Exercise instructions:
Pick out each line containing the string "ΔΥΤΙΚΟΥ".
-*-
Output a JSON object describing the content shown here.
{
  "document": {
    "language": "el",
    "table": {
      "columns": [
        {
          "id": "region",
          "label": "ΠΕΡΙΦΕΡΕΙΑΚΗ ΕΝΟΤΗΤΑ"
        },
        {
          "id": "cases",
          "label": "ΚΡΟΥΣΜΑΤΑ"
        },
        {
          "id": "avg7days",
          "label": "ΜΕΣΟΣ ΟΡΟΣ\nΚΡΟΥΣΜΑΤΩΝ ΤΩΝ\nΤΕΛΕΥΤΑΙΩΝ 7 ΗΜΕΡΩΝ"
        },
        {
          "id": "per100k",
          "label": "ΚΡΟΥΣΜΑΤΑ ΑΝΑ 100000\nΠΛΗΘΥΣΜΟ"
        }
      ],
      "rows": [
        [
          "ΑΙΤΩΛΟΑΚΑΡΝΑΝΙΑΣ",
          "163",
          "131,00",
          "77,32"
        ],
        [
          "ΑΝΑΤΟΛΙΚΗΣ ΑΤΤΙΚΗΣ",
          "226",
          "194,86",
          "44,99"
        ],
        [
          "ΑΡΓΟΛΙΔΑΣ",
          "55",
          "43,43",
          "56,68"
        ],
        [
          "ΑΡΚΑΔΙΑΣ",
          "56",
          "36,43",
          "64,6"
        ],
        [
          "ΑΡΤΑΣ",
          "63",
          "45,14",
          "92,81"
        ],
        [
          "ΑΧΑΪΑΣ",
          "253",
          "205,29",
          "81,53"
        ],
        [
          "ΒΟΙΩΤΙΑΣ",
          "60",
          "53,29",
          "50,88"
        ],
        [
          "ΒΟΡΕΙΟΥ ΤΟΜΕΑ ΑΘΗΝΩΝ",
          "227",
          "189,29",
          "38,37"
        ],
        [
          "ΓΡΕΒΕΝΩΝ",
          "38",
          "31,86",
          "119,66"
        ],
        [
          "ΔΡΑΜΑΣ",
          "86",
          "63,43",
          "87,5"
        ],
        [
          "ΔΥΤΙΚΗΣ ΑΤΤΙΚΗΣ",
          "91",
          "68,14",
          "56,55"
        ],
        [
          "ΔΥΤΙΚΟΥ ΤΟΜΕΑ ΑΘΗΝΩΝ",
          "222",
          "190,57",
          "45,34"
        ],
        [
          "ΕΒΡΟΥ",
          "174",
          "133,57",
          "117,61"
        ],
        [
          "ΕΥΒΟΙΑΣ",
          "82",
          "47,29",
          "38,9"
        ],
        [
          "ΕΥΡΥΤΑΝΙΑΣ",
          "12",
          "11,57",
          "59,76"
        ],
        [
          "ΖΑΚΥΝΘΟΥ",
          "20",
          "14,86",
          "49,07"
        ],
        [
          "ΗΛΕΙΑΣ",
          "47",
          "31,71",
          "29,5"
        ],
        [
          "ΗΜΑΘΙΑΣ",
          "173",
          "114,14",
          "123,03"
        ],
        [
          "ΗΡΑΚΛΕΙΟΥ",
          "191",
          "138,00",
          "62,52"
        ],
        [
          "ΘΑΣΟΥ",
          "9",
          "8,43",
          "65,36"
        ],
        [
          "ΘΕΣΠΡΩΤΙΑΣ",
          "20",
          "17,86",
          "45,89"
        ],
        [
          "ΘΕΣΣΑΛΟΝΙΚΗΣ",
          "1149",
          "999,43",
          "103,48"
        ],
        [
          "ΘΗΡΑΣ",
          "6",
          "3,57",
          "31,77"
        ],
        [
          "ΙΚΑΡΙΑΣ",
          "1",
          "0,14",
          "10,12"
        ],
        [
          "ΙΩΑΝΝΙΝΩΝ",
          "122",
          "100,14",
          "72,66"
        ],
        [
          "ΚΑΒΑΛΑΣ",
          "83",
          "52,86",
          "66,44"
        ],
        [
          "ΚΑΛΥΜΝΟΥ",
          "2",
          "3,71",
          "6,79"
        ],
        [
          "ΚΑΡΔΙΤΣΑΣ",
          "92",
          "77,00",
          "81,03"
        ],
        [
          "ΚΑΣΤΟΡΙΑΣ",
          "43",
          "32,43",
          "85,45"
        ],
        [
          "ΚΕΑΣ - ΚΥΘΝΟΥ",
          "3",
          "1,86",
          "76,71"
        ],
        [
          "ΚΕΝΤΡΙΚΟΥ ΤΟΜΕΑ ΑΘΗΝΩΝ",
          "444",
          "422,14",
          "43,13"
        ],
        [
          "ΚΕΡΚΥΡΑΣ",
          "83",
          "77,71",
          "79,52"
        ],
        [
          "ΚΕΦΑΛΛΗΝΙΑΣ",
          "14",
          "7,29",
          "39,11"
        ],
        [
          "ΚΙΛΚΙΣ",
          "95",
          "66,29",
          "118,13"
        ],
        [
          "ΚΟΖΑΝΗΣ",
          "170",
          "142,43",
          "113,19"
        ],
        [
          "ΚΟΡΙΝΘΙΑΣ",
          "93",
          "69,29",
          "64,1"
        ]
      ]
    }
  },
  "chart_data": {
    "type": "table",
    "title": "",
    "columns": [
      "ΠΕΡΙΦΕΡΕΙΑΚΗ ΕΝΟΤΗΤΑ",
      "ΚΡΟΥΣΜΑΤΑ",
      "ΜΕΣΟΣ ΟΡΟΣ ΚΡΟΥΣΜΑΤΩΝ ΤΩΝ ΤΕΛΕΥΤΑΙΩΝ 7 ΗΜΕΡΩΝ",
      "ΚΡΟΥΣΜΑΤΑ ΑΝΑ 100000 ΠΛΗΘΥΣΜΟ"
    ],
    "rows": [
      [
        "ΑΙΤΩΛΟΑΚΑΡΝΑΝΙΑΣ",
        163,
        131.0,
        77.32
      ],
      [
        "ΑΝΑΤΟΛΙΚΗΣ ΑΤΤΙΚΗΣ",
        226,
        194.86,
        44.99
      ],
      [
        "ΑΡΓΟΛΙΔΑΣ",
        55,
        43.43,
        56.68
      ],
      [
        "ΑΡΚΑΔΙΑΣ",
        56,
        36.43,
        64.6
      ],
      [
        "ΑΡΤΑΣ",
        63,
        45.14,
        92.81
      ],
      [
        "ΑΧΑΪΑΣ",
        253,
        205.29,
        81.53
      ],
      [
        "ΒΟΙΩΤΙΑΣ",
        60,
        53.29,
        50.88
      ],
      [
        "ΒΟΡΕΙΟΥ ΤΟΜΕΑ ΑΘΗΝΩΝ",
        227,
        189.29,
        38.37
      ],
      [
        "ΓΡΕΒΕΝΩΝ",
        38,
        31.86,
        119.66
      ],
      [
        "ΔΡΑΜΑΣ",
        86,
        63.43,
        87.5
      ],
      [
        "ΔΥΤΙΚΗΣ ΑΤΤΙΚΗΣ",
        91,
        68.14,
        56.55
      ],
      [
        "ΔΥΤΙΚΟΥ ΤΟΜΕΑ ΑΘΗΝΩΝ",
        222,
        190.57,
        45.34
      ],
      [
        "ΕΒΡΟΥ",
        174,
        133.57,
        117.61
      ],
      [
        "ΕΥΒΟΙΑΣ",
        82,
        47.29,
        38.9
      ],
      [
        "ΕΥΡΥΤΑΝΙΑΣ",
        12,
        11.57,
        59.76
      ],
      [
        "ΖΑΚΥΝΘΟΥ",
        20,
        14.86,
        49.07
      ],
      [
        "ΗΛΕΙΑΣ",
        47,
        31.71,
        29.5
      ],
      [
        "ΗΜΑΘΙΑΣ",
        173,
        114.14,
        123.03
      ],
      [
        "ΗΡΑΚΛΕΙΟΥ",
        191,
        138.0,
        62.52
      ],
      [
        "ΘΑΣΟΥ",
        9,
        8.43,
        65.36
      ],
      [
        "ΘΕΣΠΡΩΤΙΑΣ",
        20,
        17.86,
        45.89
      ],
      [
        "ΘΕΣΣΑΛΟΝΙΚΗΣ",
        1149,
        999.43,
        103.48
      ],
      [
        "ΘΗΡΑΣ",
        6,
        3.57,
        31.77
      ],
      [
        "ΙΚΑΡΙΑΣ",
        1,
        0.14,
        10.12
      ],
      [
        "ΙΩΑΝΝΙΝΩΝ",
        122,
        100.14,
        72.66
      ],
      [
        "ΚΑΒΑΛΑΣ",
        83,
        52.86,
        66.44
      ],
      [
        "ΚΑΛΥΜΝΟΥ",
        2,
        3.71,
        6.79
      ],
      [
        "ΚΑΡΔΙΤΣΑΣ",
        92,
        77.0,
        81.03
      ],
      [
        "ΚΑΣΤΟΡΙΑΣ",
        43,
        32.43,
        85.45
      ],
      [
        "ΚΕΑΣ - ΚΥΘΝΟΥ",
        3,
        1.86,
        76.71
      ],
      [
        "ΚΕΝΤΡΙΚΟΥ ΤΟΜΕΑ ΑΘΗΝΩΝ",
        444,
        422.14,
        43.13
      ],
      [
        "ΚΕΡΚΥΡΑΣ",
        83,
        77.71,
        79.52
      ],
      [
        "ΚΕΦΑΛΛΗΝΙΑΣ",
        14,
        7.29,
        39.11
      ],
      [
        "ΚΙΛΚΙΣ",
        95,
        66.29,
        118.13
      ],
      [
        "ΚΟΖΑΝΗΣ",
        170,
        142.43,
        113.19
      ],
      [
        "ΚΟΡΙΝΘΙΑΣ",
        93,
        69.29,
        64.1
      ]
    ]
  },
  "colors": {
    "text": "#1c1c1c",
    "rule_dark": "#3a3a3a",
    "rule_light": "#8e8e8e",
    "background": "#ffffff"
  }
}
-*-
Expected answer:
          "ΔΥΤΙΚΟΥ ΤΟΜΕΑ ΑΘΗΝΩΝ",
        "ΔΥΤΙΚΟΥ ΤΟΜΕΑ ΑΘΗΝΩΝ",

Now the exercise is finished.